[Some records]
○ ○ ○ ○ ○ ○ ○

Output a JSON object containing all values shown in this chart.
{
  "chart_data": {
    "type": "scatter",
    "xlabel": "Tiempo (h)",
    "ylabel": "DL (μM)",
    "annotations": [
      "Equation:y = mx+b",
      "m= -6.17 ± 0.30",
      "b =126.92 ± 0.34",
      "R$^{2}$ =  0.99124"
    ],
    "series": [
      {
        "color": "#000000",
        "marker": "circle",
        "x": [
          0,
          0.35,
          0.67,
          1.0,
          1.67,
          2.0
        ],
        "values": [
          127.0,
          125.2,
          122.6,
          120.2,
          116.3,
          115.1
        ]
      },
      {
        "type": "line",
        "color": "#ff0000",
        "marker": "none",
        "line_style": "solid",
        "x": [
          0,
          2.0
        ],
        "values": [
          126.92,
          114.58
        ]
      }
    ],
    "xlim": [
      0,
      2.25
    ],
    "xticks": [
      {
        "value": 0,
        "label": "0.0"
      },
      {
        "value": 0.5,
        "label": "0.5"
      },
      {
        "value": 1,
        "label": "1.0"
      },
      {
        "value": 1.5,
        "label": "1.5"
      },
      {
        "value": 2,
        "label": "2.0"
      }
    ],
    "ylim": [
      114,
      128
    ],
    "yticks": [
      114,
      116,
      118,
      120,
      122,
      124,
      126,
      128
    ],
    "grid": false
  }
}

○ ○ ○ ○ ○ ○ ○

What needs to be done ->
Extract the complete listing above, reproducing each line exactly.

Task output ->
Output a JSON object containing all values shown in this chart.
{
  "chart_data": {
    "type": "scatter",
    "xlabel": "Tiempo (h)",
    "ylabel": "DL (μM)",
    "annotations": [
      "Equation:y = mx+b",
      "m= -6.17 ± 0.30",
      "b =126.92 ± 0.34",
      "R$^{2}$ =  0.99124"
    ],
    "series": [
      {
        "color": "#000000",
        "marker": "circle",
        "x": [
          0,
          0.35,
          0.67,
          1.0,
          1.67,
          2.0
        ],
        "values": [
          127.0,
          125.2,
          122.6,
          120.2,
          116.3,
          115.1
        ]
      },
      {
        "type": "line",
        "color": "#ff0000",
        "marker": "none",
        "line_style": "solid",
        "x": [
          0,
          2.0
        ],
        "values": [
          126.92,
          114.58
        ]
      }
    ],
    "xlim": [
      0,
      2.25
    ],
    "xticks": [
      {
        "value": 0,
        "label": "0.0"
      },
      {
        "value": 0.5,
        "label": "0.5"
      },
      {
        "value": 1,
        "label": "1.0"
      },
      {
        "value": 1.5,
        "label": "1.5"
      },
      {
        "value": 2,
        "label": "2.0"
      }
    ],
    "ylim": [
      114,
      128
    ],
    "yticks": [
      114,
      116,
      118,
      120,
      122,
      124,
      126,
      128
    ],
    "grid": false
  }
}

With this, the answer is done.